Start EXERCISE INPUTS
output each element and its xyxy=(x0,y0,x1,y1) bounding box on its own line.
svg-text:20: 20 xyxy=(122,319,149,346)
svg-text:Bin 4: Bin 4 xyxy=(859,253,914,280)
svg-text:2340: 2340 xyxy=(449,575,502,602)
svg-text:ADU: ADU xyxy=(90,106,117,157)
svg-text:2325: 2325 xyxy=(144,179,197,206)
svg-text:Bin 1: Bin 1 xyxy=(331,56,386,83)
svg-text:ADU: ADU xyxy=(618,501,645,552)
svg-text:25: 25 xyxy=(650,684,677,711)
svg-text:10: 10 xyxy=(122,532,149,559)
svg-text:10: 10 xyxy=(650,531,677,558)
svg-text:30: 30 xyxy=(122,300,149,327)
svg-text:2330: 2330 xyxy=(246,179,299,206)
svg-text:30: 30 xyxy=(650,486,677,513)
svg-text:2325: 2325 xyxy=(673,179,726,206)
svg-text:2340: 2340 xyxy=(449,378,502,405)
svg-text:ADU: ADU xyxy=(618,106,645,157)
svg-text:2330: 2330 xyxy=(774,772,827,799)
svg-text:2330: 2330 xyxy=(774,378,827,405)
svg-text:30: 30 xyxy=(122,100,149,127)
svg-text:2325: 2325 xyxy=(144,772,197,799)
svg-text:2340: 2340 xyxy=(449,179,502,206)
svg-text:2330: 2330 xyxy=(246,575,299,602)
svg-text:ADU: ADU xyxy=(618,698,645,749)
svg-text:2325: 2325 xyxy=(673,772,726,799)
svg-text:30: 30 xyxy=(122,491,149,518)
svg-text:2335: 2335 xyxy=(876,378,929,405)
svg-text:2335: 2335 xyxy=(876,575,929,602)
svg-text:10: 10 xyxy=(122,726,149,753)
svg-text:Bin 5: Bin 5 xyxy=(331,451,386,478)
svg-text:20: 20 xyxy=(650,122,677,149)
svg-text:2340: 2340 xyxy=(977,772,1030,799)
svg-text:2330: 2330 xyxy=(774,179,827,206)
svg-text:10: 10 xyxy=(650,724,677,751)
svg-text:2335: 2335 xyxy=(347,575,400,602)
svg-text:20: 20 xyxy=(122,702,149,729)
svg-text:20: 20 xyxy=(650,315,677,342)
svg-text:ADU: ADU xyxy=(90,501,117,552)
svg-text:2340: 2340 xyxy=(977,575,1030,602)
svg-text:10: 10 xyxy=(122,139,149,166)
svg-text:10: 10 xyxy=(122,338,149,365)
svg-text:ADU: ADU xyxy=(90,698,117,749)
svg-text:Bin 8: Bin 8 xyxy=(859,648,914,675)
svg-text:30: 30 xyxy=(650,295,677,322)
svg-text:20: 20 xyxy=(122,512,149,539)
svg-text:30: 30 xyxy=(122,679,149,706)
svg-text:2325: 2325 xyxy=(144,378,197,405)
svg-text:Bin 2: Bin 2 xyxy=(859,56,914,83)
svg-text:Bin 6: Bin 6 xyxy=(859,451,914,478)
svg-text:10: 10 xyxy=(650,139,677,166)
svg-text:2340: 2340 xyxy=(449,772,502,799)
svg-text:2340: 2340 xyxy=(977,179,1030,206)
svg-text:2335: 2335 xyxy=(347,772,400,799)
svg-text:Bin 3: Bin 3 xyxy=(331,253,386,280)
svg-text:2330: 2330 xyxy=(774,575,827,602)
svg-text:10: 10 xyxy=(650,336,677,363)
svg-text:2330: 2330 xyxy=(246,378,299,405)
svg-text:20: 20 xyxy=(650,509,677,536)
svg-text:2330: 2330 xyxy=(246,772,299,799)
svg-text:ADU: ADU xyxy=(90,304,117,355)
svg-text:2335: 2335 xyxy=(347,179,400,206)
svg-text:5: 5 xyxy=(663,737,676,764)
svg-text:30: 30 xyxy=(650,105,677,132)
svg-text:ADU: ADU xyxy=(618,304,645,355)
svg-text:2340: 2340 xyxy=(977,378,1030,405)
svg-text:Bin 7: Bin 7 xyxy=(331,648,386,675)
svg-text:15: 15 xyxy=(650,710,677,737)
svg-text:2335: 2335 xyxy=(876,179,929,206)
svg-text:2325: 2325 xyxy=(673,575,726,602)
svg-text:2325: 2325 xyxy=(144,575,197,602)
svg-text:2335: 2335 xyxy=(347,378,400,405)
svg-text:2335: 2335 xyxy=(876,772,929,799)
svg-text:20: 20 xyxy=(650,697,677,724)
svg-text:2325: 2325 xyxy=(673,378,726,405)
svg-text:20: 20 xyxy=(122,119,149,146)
End EXERCISE INPUTS
* [WORK REQUIRED]:
Copy every line of the listing above without changing a character, and keep the lines in their original order.

* [RESULT BELOW]:
output each element and its xyxy=(x0,y0,x1,y1) bounding box on its own line.
svg-text:20: 20 xyxy=(122,319,149,346)
svg-text:Bin 4: Bin 4 xyxy=(859,253,914,280)
svg-text:2340: 2340 xyxy=(449,575,502,602)
svg-text:ADU: ADU xyxy=(90,106,117,157)
svg-text:2325: 2325 xyxy=(144,179,197,206)
svg-text:Bin 1: Bin 1 xyxy=(331,56,386,83)
svg-text:ADU: ADU xyxy=(618,501,645,552)
svg-text:25: 25 xyxy=(650,684,677,711)
svg-text:10: 10 xyxy=(122,532,149,559)
svg-text:10: 10 xyxy=(650,531,677,558)
svg-text:30: 30 xyxy=(122,300,149,327)
svg-text:2330: 2330 xyxy=(246,179,299,206)
svg-text:30: 30 xyxy=(650,486,677,513)
svg-text:2325: 2325 xyxy=(673,179,726,206)
svg-text:2340: 2340 xyxy=(449,378,502,405)
svg-text:ADU: ADU xyxy=(618,106,645,157)
svg-text:2330: 2330 xyxy=(774,772,827,799)
svg-text:2330: 2330 xyxy=(774,378,827,405)
svg-text:30: 30 xyxy=(122,100,149,127)
svg-text:2325: 2325 xyxy=(144,772,197,799)
svg-text:2340: 2340 xyxy=(449,179,502,206)
svg-text:2330: 2330 xyxy=(246,575,299,602)
svg-text:ADU: ADU xyxy=(618,698,645,749)
svg-text:2325: 2325 xyxy=(673,772,726,799)
svg-text:30: 30 xyxy=(122,491,149,518)
svg-text:2335: 2335 xyxy=(876,378,929,405)
svg-text:2335: 2335 xyxy=(876,575,929,602)
svg-text:10: 10 xyxy=(122,726,149,753)
svg-text:Bin 5: Bin 5 xyxy=(331,451,386,478)
svg-text:20: 20 xyxy=(650,122,677,149)
svg-text:2340: 2340 xyxy=(977,772,1030,799)
svg-text:2330: 2330 xyxy=(774,179,827,206)
svg-text:10: 10 xyxy=(650,724,677,751)
svg-text:2335: 2335 xyxy=(347,575,400,602)
svg-text:20: 20 xyxy=(122,702,149,729)
svg-text:20: 20 xyxy=(650,315,677,342)
svg-text:ADU: ADU xyxy=(90,501,117,552)
svg-text:2340: 2340 xyxy=(977,575,1030,602)
svg-text:10: 10 xyxy=(122,139,149,166)
svg-text:10: 10 xyxy=(122,338,149,365)
svg-text:ADU: ADU xyxy=(90,698,117,749)
svg-text:Bin 8: Bin 8 xyxy=(859,648,914,675)
svg-text:30: 30 xyxy=(650,295,677,322)
svg-text:20: 20 xyxy=(122,512,149,539)
svg-text:30: 30 xyxy=(122,679,149,706)
svg-text:2325: 2325 xyxy=(144,378,197,405)
svg-text:Bin 2: Bin 2 xyxy=(859,56,914,83)
svg-text:Bin 6: Bin 6 xyxy=(859,451,914,478)
svg-text:10: 10 xyxy=(650,139,677,166)
svg-text:2340: 2340 xyxy=(449,772,502,799)
svg-text:2340: 2340 xyxy=(977,179,1030,206)
svg-text:2335: 2335 xyxy=(347,772,400,799)
svg-text:Bin 3: Bin 3 xyxy=(331,253,386,280)
svg-text:2330: 2330 xyxy=(774,575,827,602)
svg-text:10: 10 xyxy=(650,336,677,363)
svg-text:2330: 2330 xyxy=(246,378,299,405)
svg-text:20: 20 xyxy=(650,509,677,536)
svg-text:2330: 2330 xyxy=(246,772,299,799)
svg-text:ADU: ADU xyxy=(90,304,117,355)
svg-text:2335: 2335 xyxy=(347,179,400,206)
svg-text:5: 5 xyxy=(663,737,676,764)
svg-text:30: 30 xyxy=(650,105,677,132)
svg-text:ADU: ADU xyxy=(618,304,645,355)
svg-text:2340: 2340 xyxy=(977,378,1030,405)
svg-text:Bin 7: Bin 7 xyxy=(331,648,386,675)
svg-text:15: 15 xyxy=(650,710,677,737)
svg-text:2335: 2335 xyxy=(876,179,929,206)
svg-text:2325: 2325 xyxy=(673,575,726,602)
svg-text:2325: 2325 xyxy=(144,575,197,602)
svg-text:2335: 2335 xyxy=(347,378,400,405)
svg-text:2335: 2335 xyxy=(876,772,929,799)
svg-text:20: 20 xyxy=(650,697,677,724)
svg-text:2325: 2325 xyxy=(673,378,726,405)
svg-text:20: 20 xyxy=(122,119,149,146)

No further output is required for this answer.